TASKS TO COMPLETE>
A. In the excerpt on the game's combat rules, how long does a surprise round last?
B. Rewrite the excerpt on the game's combat rules from "Okay. My plan" to "and the like.", swapping "troika" for "wagon".
C. Continue the excerpt on the game's combat rules from its last sentence.

EXCERPT PROVIDED>
____

This non-question is a good question. Why didn't Snuffy just take the shot? Well, because he's in a surprise round, thats why!
What? Not good enough?
Okay. My plan is that surprise rounds last precisely as long as it takes to surprise someone. If Snuffy had taken just the Snipe action, the surprise round would've ended after him, and the remaining grub could've won initiative, hopped on the troika, and given Snuffy some hell.
But that's a niche scenario. What about in regular combat? Well, there'd be abilities that interact this new system in many different ways (hopefully.) The design goal is that EACH mechanic is important, and so will have many things interacting with it. I wont invent the wheel just to roll it down the hill into the lake. Interrupts will be added, so that without that Tandem Snipe ability, an enemy would take his turn after Snuffy, instead of Baird, and the like.

The real question in that paragraph is the ability transfer. As the rules shift out, they also become simpler. They contain the essence of a mechanic, but have fewer things interacting with it, to keep game speed up, and bookeeping down. While Baird may not keep 'Tandem Snipe' at the Captain Level, all of his bonuses to snipe will show when his squad makes special sniping manuevers. His squad will become better at sniping just for having that archetype on the field.
So, the abilities may not be usable at a higher level, the intent of the ability (to make him better at sniping) will be kept.

The last question, I don't think I understand what you're asking...

____

EXTRACTED INFORMATION>
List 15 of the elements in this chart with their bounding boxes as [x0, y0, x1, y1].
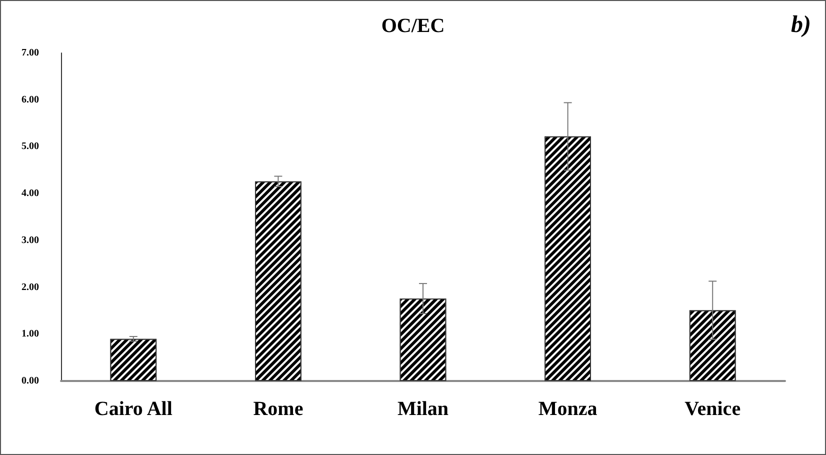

____

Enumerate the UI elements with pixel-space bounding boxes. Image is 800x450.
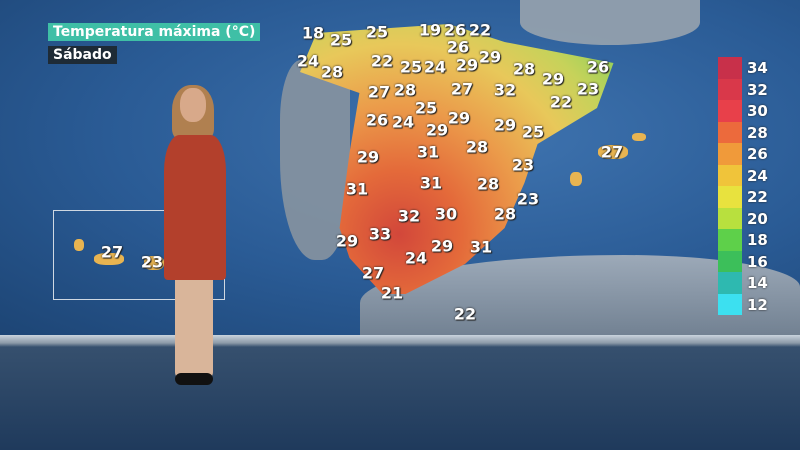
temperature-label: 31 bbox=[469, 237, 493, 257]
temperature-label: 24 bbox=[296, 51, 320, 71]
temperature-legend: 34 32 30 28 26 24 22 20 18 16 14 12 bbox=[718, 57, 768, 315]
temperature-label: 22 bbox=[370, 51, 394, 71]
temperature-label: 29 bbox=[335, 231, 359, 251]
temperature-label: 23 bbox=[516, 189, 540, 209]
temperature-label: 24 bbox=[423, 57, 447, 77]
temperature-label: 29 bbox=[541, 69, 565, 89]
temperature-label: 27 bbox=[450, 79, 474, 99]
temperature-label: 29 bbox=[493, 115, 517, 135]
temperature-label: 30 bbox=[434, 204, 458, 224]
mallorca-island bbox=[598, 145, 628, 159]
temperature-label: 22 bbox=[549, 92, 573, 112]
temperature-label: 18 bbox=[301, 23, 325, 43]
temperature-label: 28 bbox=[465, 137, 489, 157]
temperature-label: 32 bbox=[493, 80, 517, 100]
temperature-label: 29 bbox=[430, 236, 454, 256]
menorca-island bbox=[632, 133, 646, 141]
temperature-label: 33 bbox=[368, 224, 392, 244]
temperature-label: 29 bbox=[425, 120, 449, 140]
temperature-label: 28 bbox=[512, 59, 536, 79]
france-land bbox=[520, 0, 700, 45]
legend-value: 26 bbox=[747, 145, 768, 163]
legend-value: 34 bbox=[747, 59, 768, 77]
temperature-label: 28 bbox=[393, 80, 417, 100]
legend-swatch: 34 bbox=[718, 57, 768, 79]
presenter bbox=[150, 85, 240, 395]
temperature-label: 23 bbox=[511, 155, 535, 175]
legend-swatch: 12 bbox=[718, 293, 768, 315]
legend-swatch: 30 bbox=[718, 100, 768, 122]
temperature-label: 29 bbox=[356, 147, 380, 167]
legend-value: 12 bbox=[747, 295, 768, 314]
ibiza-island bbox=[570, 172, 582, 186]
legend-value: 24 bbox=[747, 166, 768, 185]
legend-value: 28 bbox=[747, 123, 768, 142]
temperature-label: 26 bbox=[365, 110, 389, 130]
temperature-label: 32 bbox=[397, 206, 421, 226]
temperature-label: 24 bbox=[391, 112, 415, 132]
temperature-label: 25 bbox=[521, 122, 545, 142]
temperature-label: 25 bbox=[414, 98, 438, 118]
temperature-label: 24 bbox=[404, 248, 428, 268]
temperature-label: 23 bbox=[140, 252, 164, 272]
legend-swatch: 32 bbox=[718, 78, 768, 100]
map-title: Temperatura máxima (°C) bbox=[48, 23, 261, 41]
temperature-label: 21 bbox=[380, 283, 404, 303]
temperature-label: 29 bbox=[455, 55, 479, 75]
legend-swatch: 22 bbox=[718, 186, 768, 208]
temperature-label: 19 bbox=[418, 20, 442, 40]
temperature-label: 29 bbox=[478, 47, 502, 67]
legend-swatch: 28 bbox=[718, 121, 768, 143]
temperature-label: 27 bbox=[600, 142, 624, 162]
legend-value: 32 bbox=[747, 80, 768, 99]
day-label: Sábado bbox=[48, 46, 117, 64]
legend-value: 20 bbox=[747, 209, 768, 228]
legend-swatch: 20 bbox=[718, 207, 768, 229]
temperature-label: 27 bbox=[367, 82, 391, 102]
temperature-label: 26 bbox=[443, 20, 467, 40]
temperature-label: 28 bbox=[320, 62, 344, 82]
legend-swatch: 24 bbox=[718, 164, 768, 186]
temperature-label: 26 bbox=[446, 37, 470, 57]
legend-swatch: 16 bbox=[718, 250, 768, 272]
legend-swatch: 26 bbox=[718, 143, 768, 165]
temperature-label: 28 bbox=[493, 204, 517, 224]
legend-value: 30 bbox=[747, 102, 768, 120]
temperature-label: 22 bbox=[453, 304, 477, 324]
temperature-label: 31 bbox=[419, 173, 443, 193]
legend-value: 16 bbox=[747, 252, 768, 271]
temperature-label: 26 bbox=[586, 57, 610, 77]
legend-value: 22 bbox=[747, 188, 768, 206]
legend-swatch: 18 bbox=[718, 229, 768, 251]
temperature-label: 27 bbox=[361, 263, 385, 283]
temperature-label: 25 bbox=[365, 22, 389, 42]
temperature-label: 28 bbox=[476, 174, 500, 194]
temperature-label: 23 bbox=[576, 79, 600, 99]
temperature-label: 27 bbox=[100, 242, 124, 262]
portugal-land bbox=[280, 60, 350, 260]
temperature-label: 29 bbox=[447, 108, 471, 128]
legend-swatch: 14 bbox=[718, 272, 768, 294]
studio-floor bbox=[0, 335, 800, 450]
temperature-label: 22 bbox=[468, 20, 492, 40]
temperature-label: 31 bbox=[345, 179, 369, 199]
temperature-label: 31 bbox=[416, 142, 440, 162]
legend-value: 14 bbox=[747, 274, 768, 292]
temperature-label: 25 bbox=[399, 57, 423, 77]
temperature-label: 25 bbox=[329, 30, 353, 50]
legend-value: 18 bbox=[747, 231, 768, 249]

____

ANSWERS TO THE EXERCISE>
A. Precisely as long as it takes to surprise someone.

B.
Okay. My plan is that surprise rounds last precisely as long as it takes to surprise someone. If Snuffy had taken just the Snipe action, the surprise round would've ended after him, and the remaining grub could've won initiative, hopped on the wagon, and given Snuffy some hell.
But that's a niche scenario. What about in regular combat? Well, there'd be abilities that interact this new system in many different ways (hopefully.) The design goal is that EACH mechanic is important, and so will have many things interacting with it. I wont invent the wheel just to roll it down the hill into the lake. Interrupts will be added, so that without that Tandem Snipe ability, an enemy would take his turn after Snuffy, instead of Baird, and the like.

C.
If you're playing at the Tactical Level, the PCs wont be going up against 200 people all at once. That's still 200 rifles aimed at you... Instead, the power level is going to reflect that as far as resource management goes, 1 Hero can take out 1 Hero, or, it can eventually take out an elite squad (Think of it like fighting Elites in Halo. Sure, Masterchief can take out 100 Elites, but he does it 1 at a time.), or it can slowly erode a whole platoon of mooks. So, sure, a team of 5 heroes can take on 125 bad guys, but it'll be over a long course of time, and by the end of the operation they're probably badly injured, very worn out, and even 1 more enemy can be a threat. Or they can barely survive a pitched battle against five other heroes.
As far as PCs entering squads, it's of the design of the system that each 'Hero' would gain their own squad. If all of the mooks in their squad dies, and they decide to make one awesome squad, that's probably the time to zoom back into the Tactical level. But, if they insist, only one person will be controlling it. That's kind of boring for everyone else. In that case tho, yes, the PCs will die. But I don't see it as much of an issue.

This is great. Any other questions? Any other ideas? Things you'd want to see implemented?

WeLoveFireballs
2013-10-18, 12:15 PM
Ah, so a surprise round is one person/squad/battalion's action, whichever faction has the surprise gets 1 action by anyone they want then you go to normal fighting. And the tandem snipe outside of surprise rounds would give a free attack with a sniper rifle. For interruptions a good general mechanic would be to give each faction 1 initiative steal per battle with extra ones for having tactical officers or special abilities for certain types of units.

e.g. An eldar farseer's precognition giving him (and his squad if he has one) a few interrupts per fight that give them their action right after someone's turn and then return to the previous initiative. (basically allowing them to see who's going to attack next and act in response to that) Or mutons unleashing rage upon their first injury to immediately take the initiative.

This gives sergeants a very important strategic role even without squad inspiration benefits by allowing the players a rapid retreat from ambush or gaurenteeing the enemy can't use their own interrupts effectively. This adds a very nice depth.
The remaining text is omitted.